Exercise objective → Extract every line that contains the word "этого".
---+---
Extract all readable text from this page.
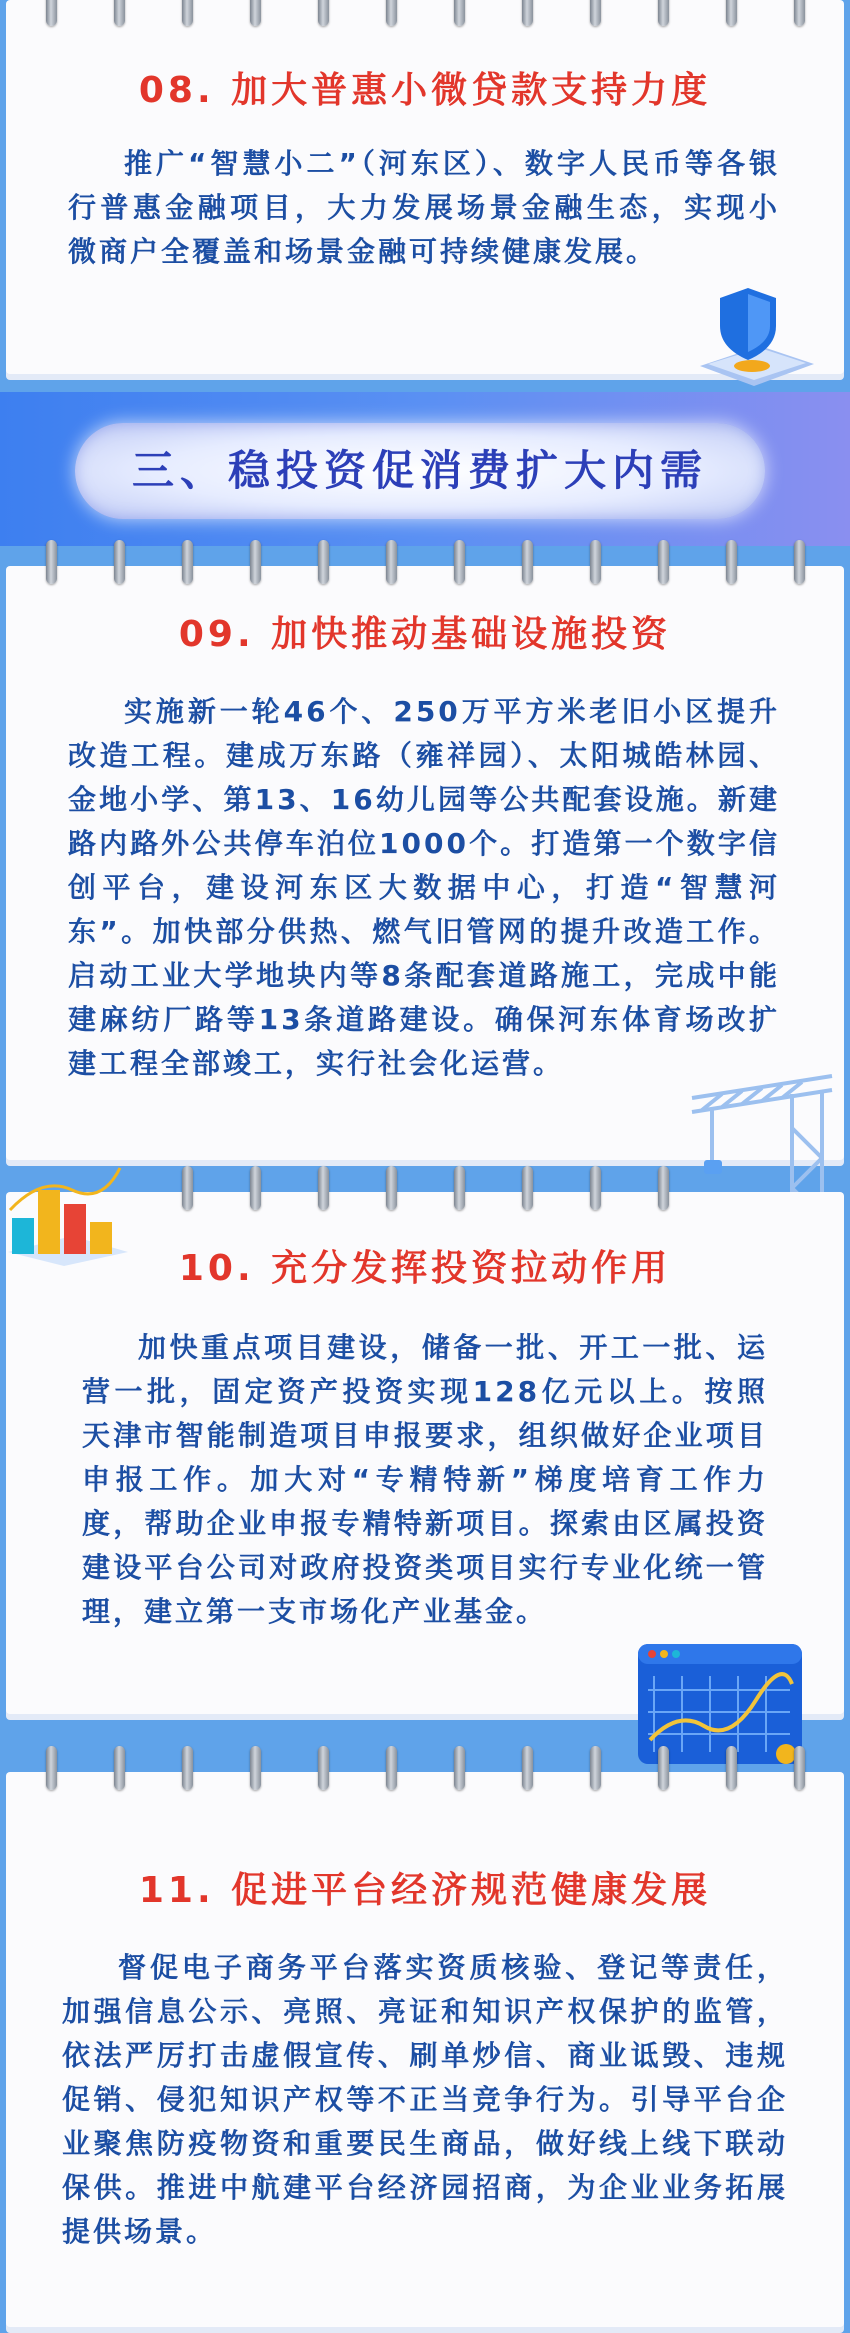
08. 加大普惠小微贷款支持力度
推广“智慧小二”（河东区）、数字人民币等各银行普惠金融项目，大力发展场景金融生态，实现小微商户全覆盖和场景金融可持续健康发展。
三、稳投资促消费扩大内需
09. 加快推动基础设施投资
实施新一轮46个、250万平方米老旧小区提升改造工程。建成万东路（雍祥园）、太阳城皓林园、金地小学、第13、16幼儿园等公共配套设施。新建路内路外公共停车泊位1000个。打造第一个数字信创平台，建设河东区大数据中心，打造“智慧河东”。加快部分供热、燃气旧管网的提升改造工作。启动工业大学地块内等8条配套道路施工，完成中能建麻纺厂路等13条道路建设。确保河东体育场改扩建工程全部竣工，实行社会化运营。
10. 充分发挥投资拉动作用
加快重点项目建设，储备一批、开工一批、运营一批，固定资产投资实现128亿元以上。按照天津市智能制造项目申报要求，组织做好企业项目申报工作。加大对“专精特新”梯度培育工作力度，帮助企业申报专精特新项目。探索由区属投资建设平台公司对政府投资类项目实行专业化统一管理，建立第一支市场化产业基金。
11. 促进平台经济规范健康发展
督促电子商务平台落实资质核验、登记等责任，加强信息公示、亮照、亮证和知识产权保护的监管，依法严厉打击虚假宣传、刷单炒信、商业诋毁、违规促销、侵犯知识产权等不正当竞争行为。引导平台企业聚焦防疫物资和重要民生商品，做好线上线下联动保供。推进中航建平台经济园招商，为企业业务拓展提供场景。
---+---
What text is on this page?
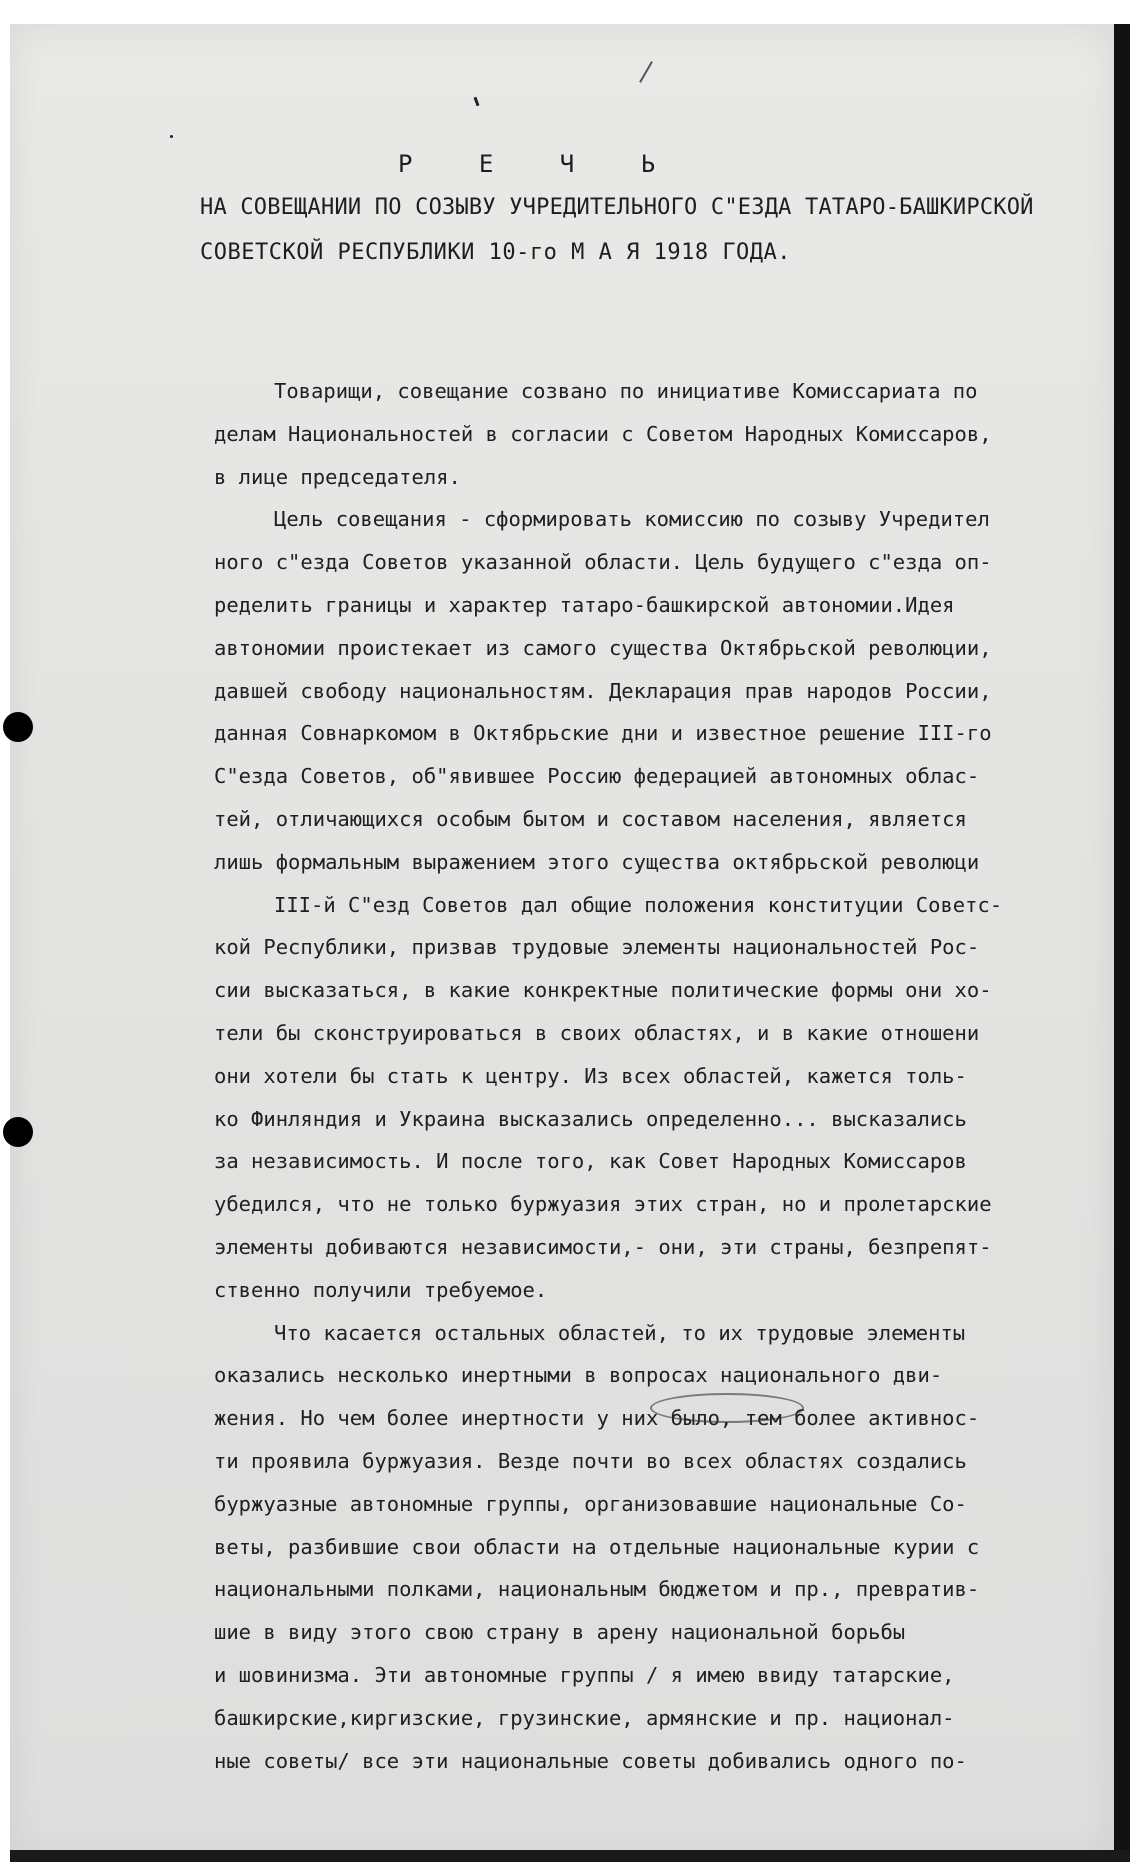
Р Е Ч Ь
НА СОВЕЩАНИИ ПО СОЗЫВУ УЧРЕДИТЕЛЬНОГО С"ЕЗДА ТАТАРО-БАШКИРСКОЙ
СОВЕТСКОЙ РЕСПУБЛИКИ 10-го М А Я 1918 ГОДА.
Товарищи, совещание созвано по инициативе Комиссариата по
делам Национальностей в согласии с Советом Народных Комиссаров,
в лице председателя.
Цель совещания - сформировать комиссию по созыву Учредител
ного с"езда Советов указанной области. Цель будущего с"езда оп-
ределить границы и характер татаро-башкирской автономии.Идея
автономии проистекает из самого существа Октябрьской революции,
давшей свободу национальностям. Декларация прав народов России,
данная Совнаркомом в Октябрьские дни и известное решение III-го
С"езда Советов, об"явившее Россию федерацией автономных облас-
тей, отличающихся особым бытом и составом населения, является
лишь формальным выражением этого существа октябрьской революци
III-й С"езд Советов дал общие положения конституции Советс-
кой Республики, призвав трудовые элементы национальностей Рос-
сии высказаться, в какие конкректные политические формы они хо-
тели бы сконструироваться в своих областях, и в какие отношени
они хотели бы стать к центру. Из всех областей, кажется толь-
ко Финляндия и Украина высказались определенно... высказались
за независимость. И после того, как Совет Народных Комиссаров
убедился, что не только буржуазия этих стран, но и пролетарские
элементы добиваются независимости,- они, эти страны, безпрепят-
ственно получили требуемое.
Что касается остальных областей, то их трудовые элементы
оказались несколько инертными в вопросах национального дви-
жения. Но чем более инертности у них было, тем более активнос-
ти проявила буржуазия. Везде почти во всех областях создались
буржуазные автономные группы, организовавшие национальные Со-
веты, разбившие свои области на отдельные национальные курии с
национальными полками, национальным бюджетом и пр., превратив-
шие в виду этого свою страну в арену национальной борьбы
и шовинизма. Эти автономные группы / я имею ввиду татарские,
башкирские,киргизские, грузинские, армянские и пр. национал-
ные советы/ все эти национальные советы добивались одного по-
---+---
Result for this task →
лишь формальным выражением этого существа октябрьской революци
шие в виду этого свою страну в арену национальной борьбы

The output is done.